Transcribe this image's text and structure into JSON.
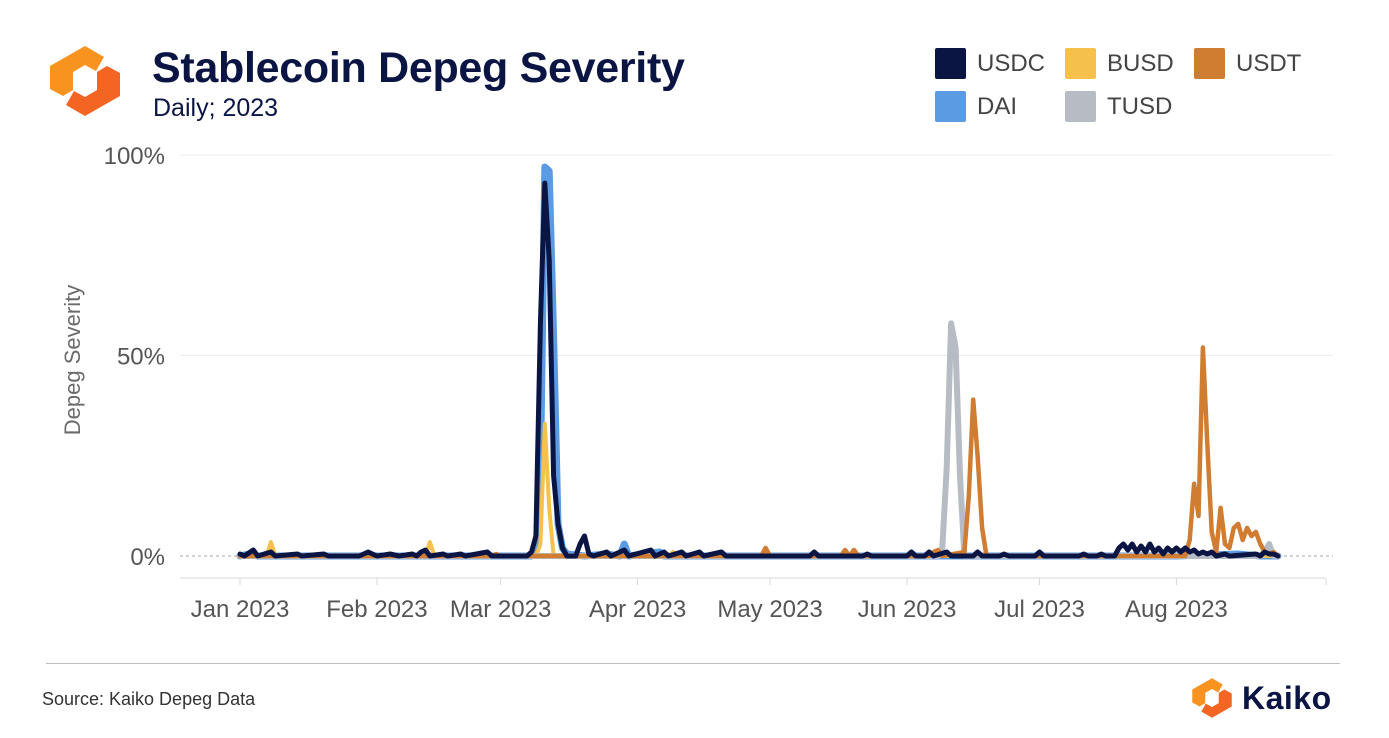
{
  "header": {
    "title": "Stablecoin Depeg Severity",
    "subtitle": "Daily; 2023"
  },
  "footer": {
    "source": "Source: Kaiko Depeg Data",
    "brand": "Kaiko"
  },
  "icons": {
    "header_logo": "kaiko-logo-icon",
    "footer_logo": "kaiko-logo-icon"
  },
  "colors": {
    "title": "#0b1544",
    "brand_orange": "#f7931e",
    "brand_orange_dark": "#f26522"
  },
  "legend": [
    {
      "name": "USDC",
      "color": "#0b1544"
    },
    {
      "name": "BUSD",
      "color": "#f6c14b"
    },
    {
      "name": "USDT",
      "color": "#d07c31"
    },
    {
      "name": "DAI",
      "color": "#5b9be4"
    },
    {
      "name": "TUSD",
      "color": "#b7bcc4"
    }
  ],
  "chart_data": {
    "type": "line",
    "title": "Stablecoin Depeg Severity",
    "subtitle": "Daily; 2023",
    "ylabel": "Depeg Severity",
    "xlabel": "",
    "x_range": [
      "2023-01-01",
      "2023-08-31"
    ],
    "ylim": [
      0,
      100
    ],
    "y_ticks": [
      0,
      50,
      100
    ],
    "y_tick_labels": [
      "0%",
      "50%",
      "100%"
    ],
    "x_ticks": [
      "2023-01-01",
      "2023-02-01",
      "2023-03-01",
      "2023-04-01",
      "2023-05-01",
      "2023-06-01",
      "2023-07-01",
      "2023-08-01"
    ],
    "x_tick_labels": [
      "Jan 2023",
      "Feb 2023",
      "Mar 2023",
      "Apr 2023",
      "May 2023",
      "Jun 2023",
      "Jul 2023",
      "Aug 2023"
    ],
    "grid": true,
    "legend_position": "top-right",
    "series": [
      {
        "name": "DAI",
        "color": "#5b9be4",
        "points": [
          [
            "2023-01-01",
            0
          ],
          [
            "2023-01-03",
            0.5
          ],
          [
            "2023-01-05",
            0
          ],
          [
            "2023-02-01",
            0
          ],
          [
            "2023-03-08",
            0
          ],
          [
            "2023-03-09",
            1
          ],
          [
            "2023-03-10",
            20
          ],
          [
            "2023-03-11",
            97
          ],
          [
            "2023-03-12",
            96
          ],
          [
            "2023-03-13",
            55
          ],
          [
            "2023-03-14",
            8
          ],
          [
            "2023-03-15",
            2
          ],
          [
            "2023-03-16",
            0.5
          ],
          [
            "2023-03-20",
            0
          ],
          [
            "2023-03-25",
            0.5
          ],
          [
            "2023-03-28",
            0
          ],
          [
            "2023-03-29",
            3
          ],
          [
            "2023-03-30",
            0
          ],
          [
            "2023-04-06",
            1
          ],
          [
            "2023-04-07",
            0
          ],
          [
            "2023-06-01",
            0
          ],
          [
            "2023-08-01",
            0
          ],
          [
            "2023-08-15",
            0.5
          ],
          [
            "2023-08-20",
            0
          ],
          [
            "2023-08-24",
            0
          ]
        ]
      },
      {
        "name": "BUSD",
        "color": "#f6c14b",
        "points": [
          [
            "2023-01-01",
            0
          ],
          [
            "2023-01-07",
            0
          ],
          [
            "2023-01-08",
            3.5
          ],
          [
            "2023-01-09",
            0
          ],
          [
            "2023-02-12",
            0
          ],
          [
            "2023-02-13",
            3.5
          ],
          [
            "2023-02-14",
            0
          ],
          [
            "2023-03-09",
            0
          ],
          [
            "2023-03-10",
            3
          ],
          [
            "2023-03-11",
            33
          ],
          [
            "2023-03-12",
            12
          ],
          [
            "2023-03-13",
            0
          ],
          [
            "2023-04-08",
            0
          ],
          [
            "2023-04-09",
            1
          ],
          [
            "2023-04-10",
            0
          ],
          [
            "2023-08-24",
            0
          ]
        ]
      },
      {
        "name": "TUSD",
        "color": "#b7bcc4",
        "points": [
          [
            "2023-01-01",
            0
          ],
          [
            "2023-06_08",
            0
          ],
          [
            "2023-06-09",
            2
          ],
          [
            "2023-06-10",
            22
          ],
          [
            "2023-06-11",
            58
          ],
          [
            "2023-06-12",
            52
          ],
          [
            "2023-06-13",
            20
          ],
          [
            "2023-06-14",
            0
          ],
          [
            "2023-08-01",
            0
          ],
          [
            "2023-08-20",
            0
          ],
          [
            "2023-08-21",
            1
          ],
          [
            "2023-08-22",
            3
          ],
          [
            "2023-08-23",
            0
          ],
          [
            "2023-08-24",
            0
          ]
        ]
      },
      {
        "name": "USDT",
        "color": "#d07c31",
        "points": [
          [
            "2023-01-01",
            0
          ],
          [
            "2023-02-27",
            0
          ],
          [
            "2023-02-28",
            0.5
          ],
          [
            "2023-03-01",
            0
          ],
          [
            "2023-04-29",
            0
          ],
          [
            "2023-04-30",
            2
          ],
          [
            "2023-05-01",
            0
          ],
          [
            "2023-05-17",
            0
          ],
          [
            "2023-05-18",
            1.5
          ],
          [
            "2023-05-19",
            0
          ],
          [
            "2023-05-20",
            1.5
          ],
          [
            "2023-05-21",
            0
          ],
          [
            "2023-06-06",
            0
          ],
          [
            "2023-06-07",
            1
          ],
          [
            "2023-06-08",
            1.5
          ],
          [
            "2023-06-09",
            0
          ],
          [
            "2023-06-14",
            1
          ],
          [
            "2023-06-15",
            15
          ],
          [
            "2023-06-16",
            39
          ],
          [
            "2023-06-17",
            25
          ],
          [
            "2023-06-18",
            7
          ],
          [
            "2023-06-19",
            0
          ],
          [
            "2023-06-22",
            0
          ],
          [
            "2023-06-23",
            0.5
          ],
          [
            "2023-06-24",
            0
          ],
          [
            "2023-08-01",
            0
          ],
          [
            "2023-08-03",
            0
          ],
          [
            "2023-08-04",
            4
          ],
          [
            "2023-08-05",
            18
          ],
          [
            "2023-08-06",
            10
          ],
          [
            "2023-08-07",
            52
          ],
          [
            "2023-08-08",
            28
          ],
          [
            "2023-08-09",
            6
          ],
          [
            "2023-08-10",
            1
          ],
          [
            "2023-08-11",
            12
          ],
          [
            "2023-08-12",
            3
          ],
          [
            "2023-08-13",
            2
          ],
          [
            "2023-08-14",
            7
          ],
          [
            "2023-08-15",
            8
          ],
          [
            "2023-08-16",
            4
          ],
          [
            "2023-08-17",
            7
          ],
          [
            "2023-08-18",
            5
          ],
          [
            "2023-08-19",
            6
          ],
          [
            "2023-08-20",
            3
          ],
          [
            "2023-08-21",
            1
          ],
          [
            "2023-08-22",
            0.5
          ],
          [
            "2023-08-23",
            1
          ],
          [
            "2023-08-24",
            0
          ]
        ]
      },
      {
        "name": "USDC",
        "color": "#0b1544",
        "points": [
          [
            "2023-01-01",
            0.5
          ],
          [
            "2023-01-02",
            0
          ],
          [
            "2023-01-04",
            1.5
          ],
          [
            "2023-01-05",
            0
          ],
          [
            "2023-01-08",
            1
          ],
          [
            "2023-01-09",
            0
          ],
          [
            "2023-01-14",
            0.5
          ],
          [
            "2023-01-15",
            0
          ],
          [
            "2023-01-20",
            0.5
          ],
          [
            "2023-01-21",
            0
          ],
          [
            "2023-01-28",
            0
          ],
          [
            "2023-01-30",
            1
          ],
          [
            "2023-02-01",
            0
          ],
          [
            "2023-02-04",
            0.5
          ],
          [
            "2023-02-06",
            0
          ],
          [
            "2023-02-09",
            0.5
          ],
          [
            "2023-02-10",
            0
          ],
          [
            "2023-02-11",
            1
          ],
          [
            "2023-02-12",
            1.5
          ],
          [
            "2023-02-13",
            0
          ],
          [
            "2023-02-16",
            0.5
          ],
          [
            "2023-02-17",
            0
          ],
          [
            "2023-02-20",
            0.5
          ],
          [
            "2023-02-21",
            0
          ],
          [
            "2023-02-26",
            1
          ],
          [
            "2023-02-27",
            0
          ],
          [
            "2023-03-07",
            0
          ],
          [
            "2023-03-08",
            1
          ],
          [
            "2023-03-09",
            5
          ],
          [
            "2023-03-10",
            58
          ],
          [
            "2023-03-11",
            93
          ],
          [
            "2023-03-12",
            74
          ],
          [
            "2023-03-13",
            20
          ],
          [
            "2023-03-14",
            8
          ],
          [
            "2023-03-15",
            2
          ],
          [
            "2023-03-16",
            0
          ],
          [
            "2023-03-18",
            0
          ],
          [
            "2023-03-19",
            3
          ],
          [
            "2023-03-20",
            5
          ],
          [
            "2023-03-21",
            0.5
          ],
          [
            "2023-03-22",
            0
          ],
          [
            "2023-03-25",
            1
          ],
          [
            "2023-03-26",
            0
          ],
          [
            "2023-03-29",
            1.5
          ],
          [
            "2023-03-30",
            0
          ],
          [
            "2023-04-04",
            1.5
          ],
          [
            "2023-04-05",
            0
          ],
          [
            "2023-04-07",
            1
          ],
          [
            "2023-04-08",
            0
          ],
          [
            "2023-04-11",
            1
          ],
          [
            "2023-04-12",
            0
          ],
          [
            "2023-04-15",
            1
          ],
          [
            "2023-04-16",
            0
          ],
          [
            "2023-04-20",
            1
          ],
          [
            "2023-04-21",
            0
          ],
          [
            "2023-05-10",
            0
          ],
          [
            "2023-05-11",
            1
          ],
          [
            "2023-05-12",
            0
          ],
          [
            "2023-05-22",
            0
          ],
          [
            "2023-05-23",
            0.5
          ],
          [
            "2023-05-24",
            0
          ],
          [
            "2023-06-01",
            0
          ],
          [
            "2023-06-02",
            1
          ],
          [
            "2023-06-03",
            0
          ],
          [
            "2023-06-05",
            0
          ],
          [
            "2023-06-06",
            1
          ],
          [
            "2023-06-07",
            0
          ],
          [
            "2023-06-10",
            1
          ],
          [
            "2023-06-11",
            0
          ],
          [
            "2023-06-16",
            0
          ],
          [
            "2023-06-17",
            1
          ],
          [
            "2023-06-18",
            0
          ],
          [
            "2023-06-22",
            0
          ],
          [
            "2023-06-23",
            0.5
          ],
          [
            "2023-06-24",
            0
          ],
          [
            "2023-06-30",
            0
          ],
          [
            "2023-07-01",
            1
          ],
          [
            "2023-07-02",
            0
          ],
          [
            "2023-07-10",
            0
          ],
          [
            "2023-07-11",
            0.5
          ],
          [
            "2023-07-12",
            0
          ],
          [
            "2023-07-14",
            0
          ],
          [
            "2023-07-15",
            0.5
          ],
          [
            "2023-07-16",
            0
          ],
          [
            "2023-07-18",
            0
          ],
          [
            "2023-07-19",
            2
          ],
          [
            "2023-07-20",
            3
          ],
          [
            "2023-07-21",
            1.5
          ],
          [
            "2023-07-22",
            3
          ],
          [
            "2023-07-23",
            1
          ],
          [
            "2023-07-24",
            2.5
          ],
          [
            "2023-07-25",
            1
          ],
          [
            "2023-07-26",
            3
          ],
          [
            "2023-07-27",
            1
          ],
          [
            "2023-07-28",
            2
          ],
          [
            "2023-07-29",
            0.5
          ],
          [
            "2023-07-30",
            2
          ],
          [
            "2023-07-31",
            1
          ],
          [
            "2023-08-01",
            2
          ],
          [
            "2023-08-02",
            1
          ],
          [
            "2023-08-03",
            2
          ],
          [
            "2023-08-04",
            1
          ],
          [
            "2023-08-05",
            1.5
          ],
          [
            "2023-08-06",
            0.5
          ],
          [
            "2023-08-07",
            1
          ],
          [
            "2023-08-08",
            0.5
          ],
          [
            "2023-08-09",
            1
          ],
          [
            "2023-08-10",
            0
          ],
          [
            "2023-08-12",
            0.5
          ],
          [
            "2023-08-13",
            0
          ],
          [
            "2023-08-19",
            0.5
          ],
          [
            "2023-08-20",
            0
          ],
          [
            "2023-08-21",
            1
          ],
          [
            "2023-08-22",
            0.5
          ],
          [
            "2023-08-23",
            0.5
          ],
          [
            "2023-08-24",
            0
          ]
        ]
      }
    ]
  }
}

#### [TASK BRIEF]
Pull every line containing the word "logo" out of the entries above.

#### [EXERCISE SOLUTION]
    "header_logo": "kaiko-logo-icon",
    "footer_logo": "kaiko-logo-icon"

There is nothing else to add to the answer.